**What this task involves**
Collect every line below that contains the word "duermes".

######

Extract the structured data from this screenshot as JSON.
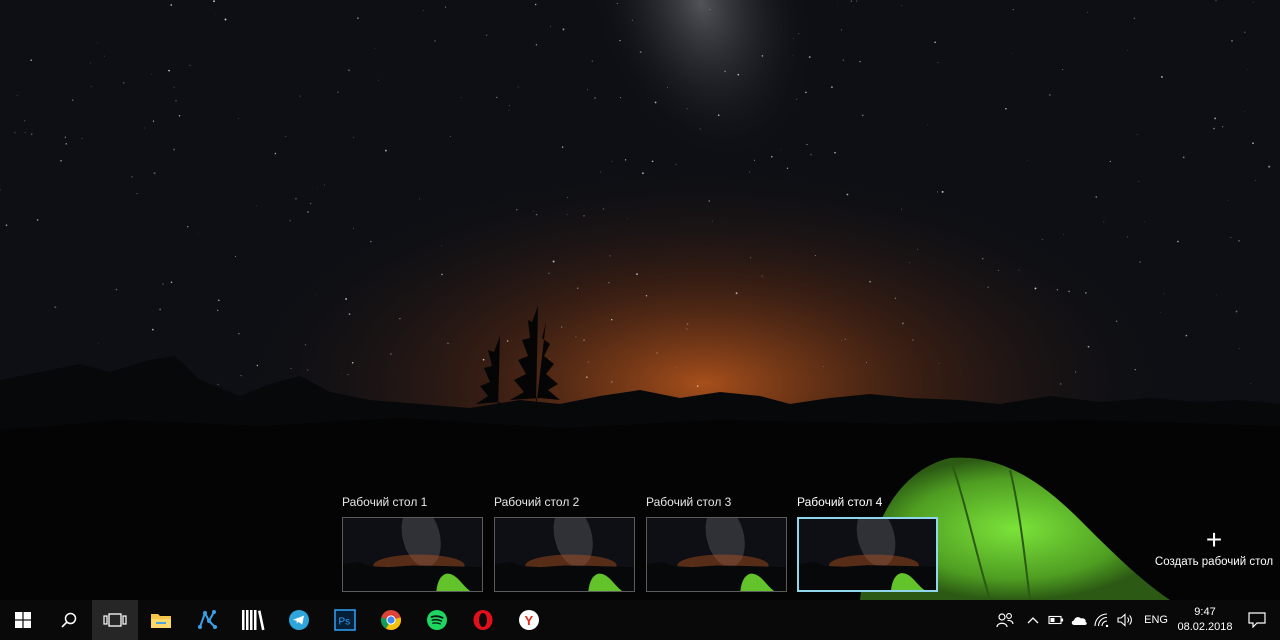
{
  "desktops": [
    {
      "label": "Рабочий стол 1",
      "active": false
    },
    {
      "label": "Рабочий стол 2",
      "active": false
    },
    {
      "label": "Рабочий стол 3",
      "active": false
    },
    {
      "label": "Рабочий стол 4",
      "active": true
    }
  ],
  "new_desktop": {
    "label": "Создать рабочий стол"
  },
  "taskbar": {
    "apps": [
      {
        "name": "start-icon"
      },
      {
        "name": "search-icon"
      },
      {
        "name": "task-view-icon",
        "pressed": true
      },
      {
        "name": "file-explorer-icon"
      },
      {
        "name": "network-app-icon"
      },
      {
        "name": "library-icon"
      },
      {
        "name": "telegram-icon"
      },
      {
        "name": "photoshop-icon",
        "text": "Ps"
      },
      {
        "name": "chrome-icon"
      },
      {
        "name": "spotify-icon"
      },
      {
        "name": "opera-icon"
      },
      {
        "name": "yandex-browser-icon",
        "text": "Y"
      }
    ],
    "tray": {
      "language": "ENG",
      "time": "9:47",
      "date": "08.02.2018"
    }
  },
  "colors": {
    "sky": "#0c0e14",
    "horizon_glow": "#b4521c",
    "tent": "#62c42a",
    "active_border": "#8fd6ec"
  }
}
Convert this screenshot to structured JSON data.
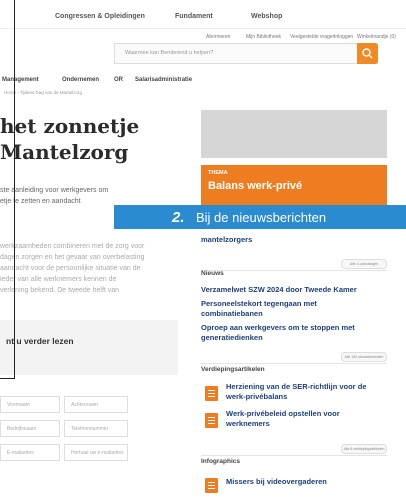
{
  "topnav": {
    "items": [
      "Congressen & Opleidingen",
      "Fundament",
      "Webshop"
    ]
  },
  "utilnav": {
    "items": [
      "Abonneren",
      "Mijn Bibliotheek",
      "Veelgestelde vragen",
      "Inloggen",
      "Winkelmandje (0)"
    ]
  },
  "search": {
    "placeholder": "Waarmee kan Benderend u helpen?"
  },
  "mainnav": {
    "items": [
      "Management",
      "Ondernemen",
      "OR",
      "Salarisadministratie"
    ]
  },
  "breadcrumb": "Home › Tijdens Dag van de Mantelzorg",
  "article": {
    "title_line1": "het zonnetje",
    "title_line2": "Mantelzorg",
    "p1_line1": "ste aanleiding voor werkgevers om",
    "p1_line2": "etje te zetten en aandacht",
    "p2_line1": "werkzaamheden combineren met de zorg voor",
    "p2_line2": "dagen zorgen en het gevaar van overbelasting",
    "p2_line3": "aandacht voor de persoonlijke situatie van de",
    "p2_line4": "ieder van alle werknemers kennen de",
    "p2_line5": "verlening bekend. De tweede helft van"
  },
  "readmore": {
    "title": "nt u verder lezen"
  },
  "form": {
    "placeholders": [
      "Voornaam",
      "Achternaam",
      "Bedrijfsnaam",
      "Telefoonnummer",
      "E-mailadres",
      "Herhaal uw e-mailadres"
    ]
  },
  "side": {
    "box_kicker": "THEMA",
    "box_title": "Balans werk-privé",
    "sub_link": "mantelzorgers",
    "more1": "Alle 4 oplossingen",
    "news_heading": "Nieuws",
    "news": [
      "Verzamelwet SZW 2024 door Tweede Kamer",
      "Personeelstekort tegengaan met",
      "combinatiebanen",
      "Oproep aan werkgevers om te stoppen met",
      "generatiedienken"
    ],
    "more2": "Alle 100 nieuwsberichten",
    "deep_heading": "Verdiepingsartikelen",
    "deep": [
      {
        "line1": "Herziening van de SER-richtlijn voor de",
        "line2": "werk-privébalans"
      },
      {
        "line1": "Werk-privébeleid opstellen voor",
        "line2": "werknemers"
      }
    ],
    "more3": "Alle 6 verdiepingsartikelen",
    "info_heading": "Infographics",
    "info": [
      "Missers bij videovergaderen"
    ]
  },
  "callout": {
    "number": "2.",
    "text": "Bij de nieuwsberichten"
  },
  "colors": {
    "accent": "#ee7d22",
    "callout": "#2a8bd0",
    "link": "#1d3f7a"
  }
}
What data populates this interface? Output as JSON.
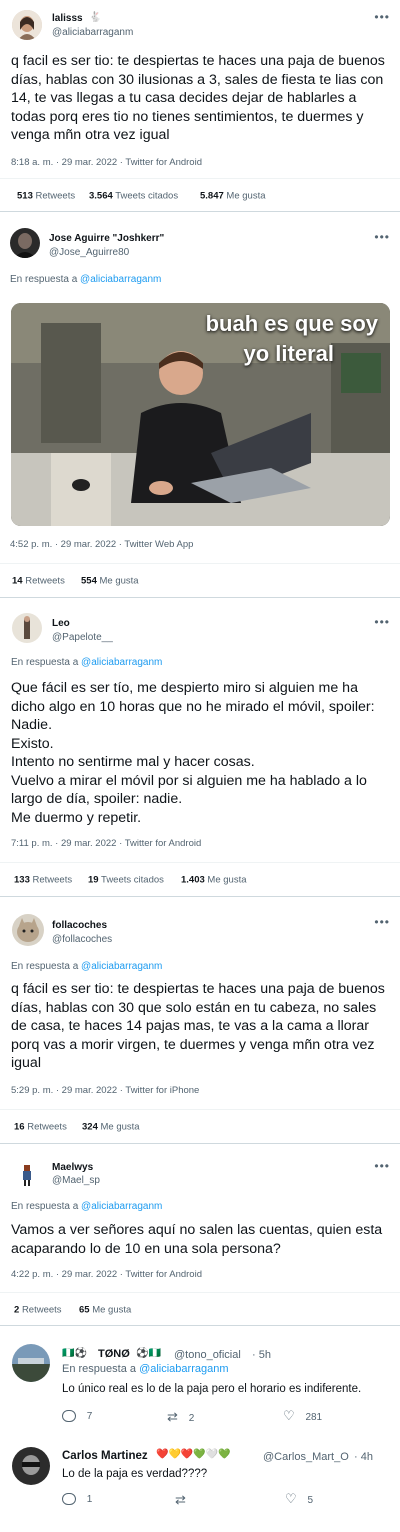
{
  "tweets": [
    {
      "name": "lalisss",
      "handle": "@aliciabarraganm",
      "text": "q facil es ser tio: te despiertas te haces una paja de buenos días, hablas con 30 ilusionas a 3, sales de fiesta te lias con 14, te vas llegas a tu casa decides dejar de hablarles a todas porq eres tio no tienes sentimientos, te duermes y venga mñn otra vez igual",
      "meta": "8:18 a. m. · 29 mar. 2022 · Twitter for Android",
      "retweets": "513",
      "retweets_label": "Retweets",
      "quotes": "3.564",
      "quotes_label": "Tweets citados",
      "likes": "5.847",
      "likes_label": "Me gusta"
    },
    {
      "name": "Jose Aguirre \"Joshkerr\"",
      "handle": "@Jose_Aguirre80",
      "reply_prefix": "En respuesta a",
      "reply_to": "@aliciabarraganm",
      "image_caption_1": "buah es que soy",
      "image_caption_2": "yo literal",
      "meta": "4:52 p. m. · 29 mar. 2022 · Twitter Web App",
      "retweets": "14",
      "retweets_label": "Retweets",
      "likes": "554",
      "likes_label": "Me gusta"
    },
    {
      "name": "Leo",
      "handle": "@Papelote__",
      "reply_prefix": "En respuesta a",
      "reply_to": "@aliciabarraganm",
      "text": "Que fácil es ser tío, me despierto miro si alguien me ha dicho algo en 10 horas que no he mirado el móvil, spoiler: Nadie.\nExisto.\nIntento no sentirme mal y hacer cosas.\nVuelvo a mirar el móvil por si alguien me ha hablado a lo largo de día, spoiler: nadie.\nMe duermo y repetir.",
      "meta": "7:11 p. m. · 29 mar. 2022 · Twitter for Android",
      "retweets": "133",
      "retweets_label": "Retweets",
      "quotes": "19",
      "quotes_label": "Tweets citados",
      "likes": "1.403",
      "likes_label": "Me gusta"
    },
    {
      "name": "follacoches",
      "handle": "@follacoches",
      "reply_prefix": "En respuesta a",
      "reply_to": "@aliciabarraganm",
      "text": "q fácil es ser tio: te despiertas te haces una paja de buenos días, hablas con 30 que solo están en tu cabeza, no sales de casa, te haces 14 pajas mas, te vas a la cama a llorar porq vas a morir virgen, te duermes y venga mñn otra vez igual",
      "meta": "5:29 p. m. · 29 mar. 2022 · Twitter for iPhone",
      "retweets": "16",
      "retweets_label": "Retweets",
      "likes": "324",
      "likes_label": "Me gusta"
    },
    {
      "name": "Maelwys",
      "handle": "@Mael_sp",
      "reply_prefix": "En respuesta a",
      "reply_to": "@aliciabarraganm",
      "text": "Vamos a ver señores aquí no salen las cuentas, quien esta acaparando lo de 10 en una sola persona?",
      "meta": "4:22 p. m. · 29 mar. 2022 · Twitter for Android",
      "retweets": "2",
      "retweets_label": "Retweets",
      "likes": "65",
      "likes_label": "Me gusta"
    }
  ],
  "replies": [
    {
      "name": "TØNØ",
      "handle": "@tono_oficial",
      "time": "· 5h",
      "reply_prefix": "En respuesta a",
      "reply_to": "@aliciabarraganm",
      "text": "Lo único real es lo de la paja pero el horario es indiferente.",
      "reply_count": "7",
      "retweet_count": "2",
      "like_count": "281"
    },
    {
      "name": "Carlos Martinez",
      "handle": "@Carlos_Mart_O",
      "time": "· 4h",
      "text": "Lo de la paja es verdad????",
      "reply_count": "1",
      "retweet_count": "",
      "like_count": "5"
    }
  ],
  "icons": {
    "more": "more-icon",
    "reply": "reply-icon",
    "retweet": "retweet-icon",
    "like": "heart-icon",
    "verified": "verified-icon"
  },
  "colors": {
    "link": "#1d9bf0",
    "secondary": "#536471"
  }
}
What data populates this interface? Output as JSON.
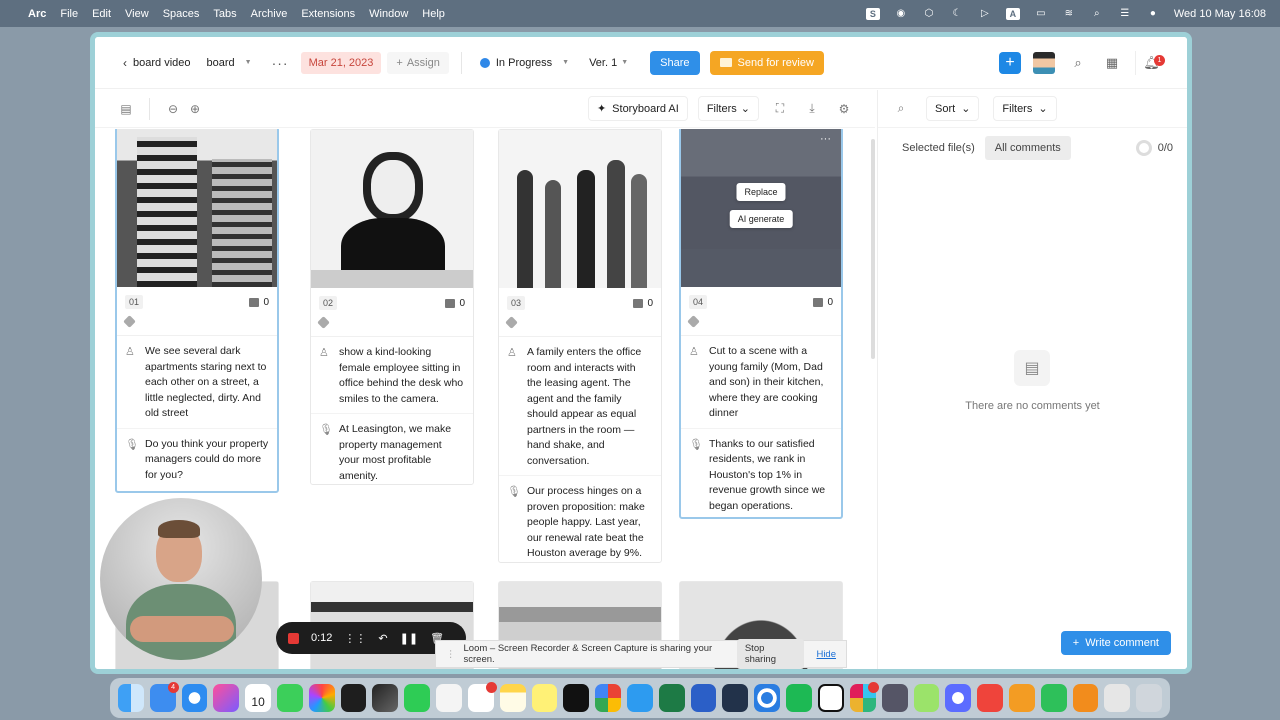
{
  "menubar": {
    "app": "Arc",
    "menus": [
      "File",
      "Edit",
      "View",
      "Spaces",
      "Tabs",
      "Archive",
      "Extensions",
      "Window",
      "Help"
    ],
    "clock": "Wed 10 May  16:08"
  },
  "header": {
    "back_label": "board video",
    "board_label": "board",
    "date": "Mar 21, 2023",
    "assign_label": "Assign",
    "status_label": "In Progress",
    "version_label": "Ver. 1",
    "share_label": "Share",
    "review_label": "Send for review",
    "notifications": "1"
  },
  "toolbar": {
    "storyboard_ai": "Storyboard AI",
    "filters": "Filters"
  },
  "right_panel": {
    "sort": "Sort",
    "filters": "Filters",
    "tab_selected": "Selected file(s)",
    "tab_all": "All comments",
    "count": "0/0",
    "empty": "There are no comments yet",
    "write": "Write comment"
  },
  "frames": [
    {
      "num": "01",
      "comments": "0",
      "action": "We see several dark apartments staring next to each other on a street, a little neglected, dirty. And old street",
      "voice": "Do you think your property managers could do more for you?"
    },
    {
      "num": "02",
      "comments": "0",
      "action": "show a kind-looking female employee sitting in office behind the desk who smiles to the camera.",
      "voice": "At Leasington, we make property management your most profitable amenity."
    },
    {
      "num": "03",
      "comments": "0",
      "action": "A family enters the office room and interacts with the leasing agent. The agent and the family should appear as equal partners in the room — hand shake, and conversation.",
      "voice": "Our process hinges on a proven proposition: make people happy. Last year, our renewal rate beat the Houston average by 9%."
    },
    {
      "num": "04",
      "comments": "0",
      "action": "Cut to a scene with a young family (Mom, Dad and son) in their kitchen, where they are cooking dinner",
      "voice": "Thanks to our satisfied residents, we rank in Houston's top 1% in revenue growth since we began operations."
    }
  ],
  "hover_actions": {
    "replace": "Replace",
    "ai_generate": "AI generate"
  },
  "loom": {
    "timer": "0:12",
    "sharing_msg": "Loom – Screen Recorder & Screen Capture is sharing your screen.",
    "stop": "Stop sharing",
    "hide": "Hide"
  },
  "dock": {
    "calendar_day": "10",
    "mail_badge": "4"
  }
}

######

**Response to the exercise**
      "text": "q facil es ser tio: te despiertas te haces una paja de buenos días, hablas con 30 ilusionas a 3, sales de fiesta te lias con 14, te vas llegas a tu casa decides dejar de hablarles a todas porq eres tio no tienes sentimientos, te duermes y venga mñn otra vez igual",
      "text": "q fácil es ser tio: te despiertas te haces una paja de buenos días, hablas con 30 que solo están en tu cabeza, no sales de casa, te haces 14 pajas mas, te vas a la cama a llorar porq vas a morir virgen, te duermes y venga mñn otra vez igual",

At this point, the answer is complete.